TASK TO COMPLETE -> Copy the data that follows exactly. Include no pictures.
-*-
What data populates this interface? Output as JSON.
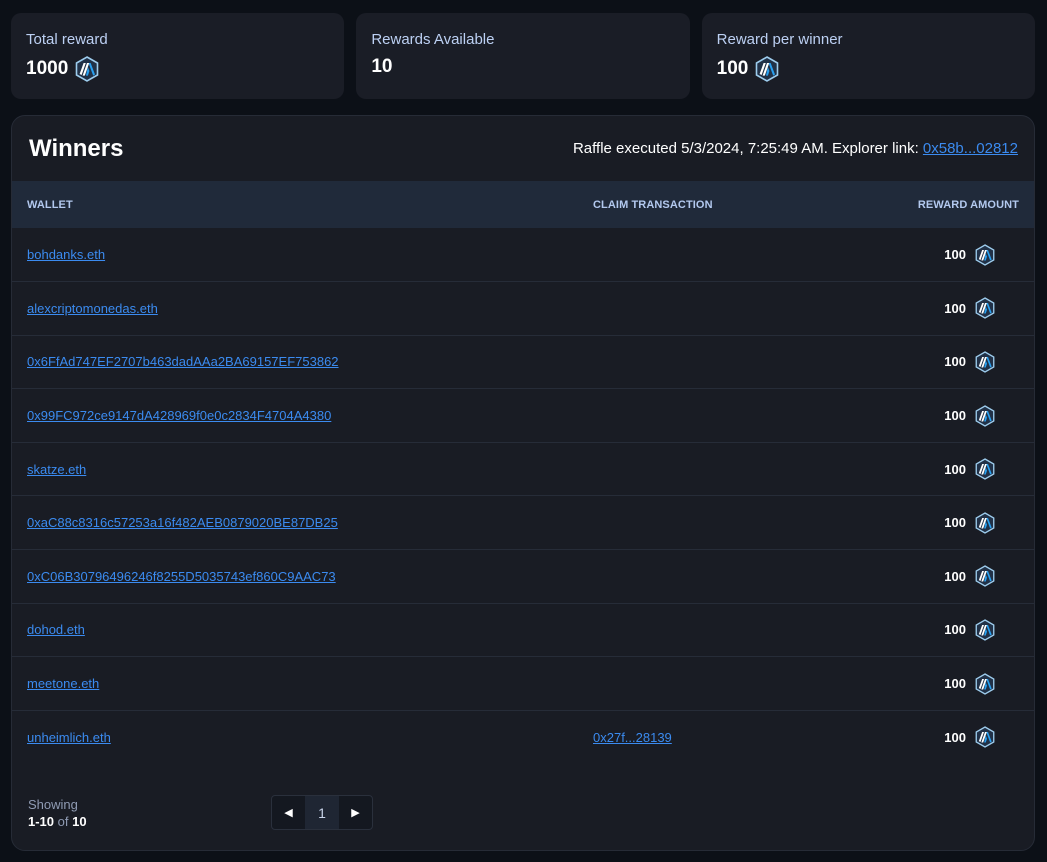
{
  "stats": [
    {
      "label": "Total reward",
      "value": "1000",
      "token_icon": "arbitrum-icon"
    },
    {
      "label": "Rewards Available",
      "value": "10",
      "token_icon": null
    },
    {
      "label": "Reward per winner",
      "value": "100",
      "token_icon": "arbitrum-icon"
    }
  ],
  "winners": {
    "title": "Winners",
    "raffle_info_prefix": "Raffle executed 5/3/2024, 7:25:49 AM. Explorer link: ",
    "explorer_link": "0x58b...02812",
    "columns": {
      "wallet": "WALLET",
      "claim_transaction": "CLAIM TRANSACTION",
      "reward_amount": "REWARD AMOUNT"
    },
    "rows": [
      {
        "wallet": "bohdanks.eth",
        "claim_tx": "",
        "reward": "100"
      },
      {
        "wallet": "alexcriptomonedas.eth",
        "claim_tx": "",
        "reward": "100"
      },
      {
        "wallet": "0x6FfAd747EF2707b463dadAAa2BA69157EF753862",
        "claim_tx": "",
        "reward": "100"
      },
      {
        "wallet": "0x99FC972ce9147dA428969f0e0c2834F4704A4380",
        "claim_tx": "",
        "reward": "100"
      },
      {
        "wallet": "skatze.eth",
        "claim_tx": "",
        "reward": "100"
      },
      {
        "wallet": "0xaC88c8316c57253a16f482AEB0879020BE87DB25",
        "claim_tx": "",
        "reward": "100"
      },
      {
        "wallet": "0xC06B30796496246f8255D5035743ef860C9AAC73",
        "claim_tx": "",
        "reward": "100"
      },
      {
        "wallet": "dohod.eth",
        "claim_tx": "",
        "reward": "100"
      },
      {
        "wallet": "meetone.eth",
        "claim_tx": "",
        "reward": "100"
      },
      {
        "wallet": "unheimlich.eth",
        "claim_tx": "0x27f...28139",
        "reward": "100"
      }
    ]
  },
  "pagination": {
    "showing_label": "Showing",
    "range": "1-10",
    "of_label": "of",
    "total": "10",
    "current_page": "1",
    "prev_icon": "caret-left-icon",
    "next_icon": "caret-right-icon"
  },
  "colors": {
    "background": "#0c1017",
    "card": "#1a1d26",
    "table_header": "#202a3a",
    "link": "#3b8bf0",
    "label": "#bcd0f3"
  }
}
-*-
COMPLETE OUTPUT ->
What data populates this interface? Output as JSON.
{
  "stats": [
    {
      "label": "Total reward",
      "value": "1000",
      "token_icon": "arbitrum-icon"
    },
    {
      "label": "Rewards Available",
      "value": "10",
      "token_icon": null
    },
    {
      "label": "Reward per winner",
      "value": "100",
      "token_icon": "arbitrum-icon"
    }
  ],
  "winners": {
    "title": "Winners",
    "raffle_info_prefix": "Raffle executed 5/3/2024, 7:25:49 AM. Explorer link: ",
    "explorer_link": "0x58b...02812",
    "columns": {
      "wallet": "WALLET",
      "claim_transaction": "CLAIM TRANSACTION",
      "reward_amount": "REWARD AMOUNT"
    },
    "rows": [
      {
        "wallet": "bohdanks.eth",
        "claim_tx": "",
        "reward": "100"
      },
      {
        "wallet": "alexcriptomonedas.eth",
        "claim_tx": "",
        "reward": "100"
      },
      {
        "wallet": "0x6FfAd747EF2707b463dadAAa2BA69157EF753862",
        "claim_tx": "",
        "reward": "100"
      },
      {
        "wallet": "0x99FC972ce9147dA428969f0e0c2834F4704A4380",
        "claim_tx": "",
        "reward": "100"
      },
      {
        "wallet": "skatze.eth",
        "claim_tx": "",
        "reward": "100"
      },
      {
        "wallet": "0xaC88c8316c57253a16f482AEB0879020BE87DB25",
        "claim_tx": "",
        "reward": "100"
      },
      {
        "wallet": "0xC06B30796496246f8255D5035743ef860C9AAC73",
        "claim_tx": "",
        "reward": "100"
      },
      {
        "wallet": "dohod.eth",
        "claim_tx": "",
        "reward": "100"
      },
      {
        "wallet": "meetone.eth",
        "claim_tx": "",
        "reward": "100"
      },
      {
        "wallet": "unheimlich.eth",
        "claim_tx": "0x27f...28139",
        "reward": "100"
      }
    ]
  },
  "pagination": {
    "showing_label": "Showing",
    "range": "1-10",
    "of_label": "of",
    "total": "10",
    "current_page": "1",
    "prev_icon": "caret-left-icon",
    "next_icon": "caret-right-icon"
  },
  "colors": {
    "background": "#0c1017",
    "card": "#1a1d26",
    "table_header": "#202a3a",
    "link": "#3b8bf0",
    "label": "#bcd0f3"
  }
}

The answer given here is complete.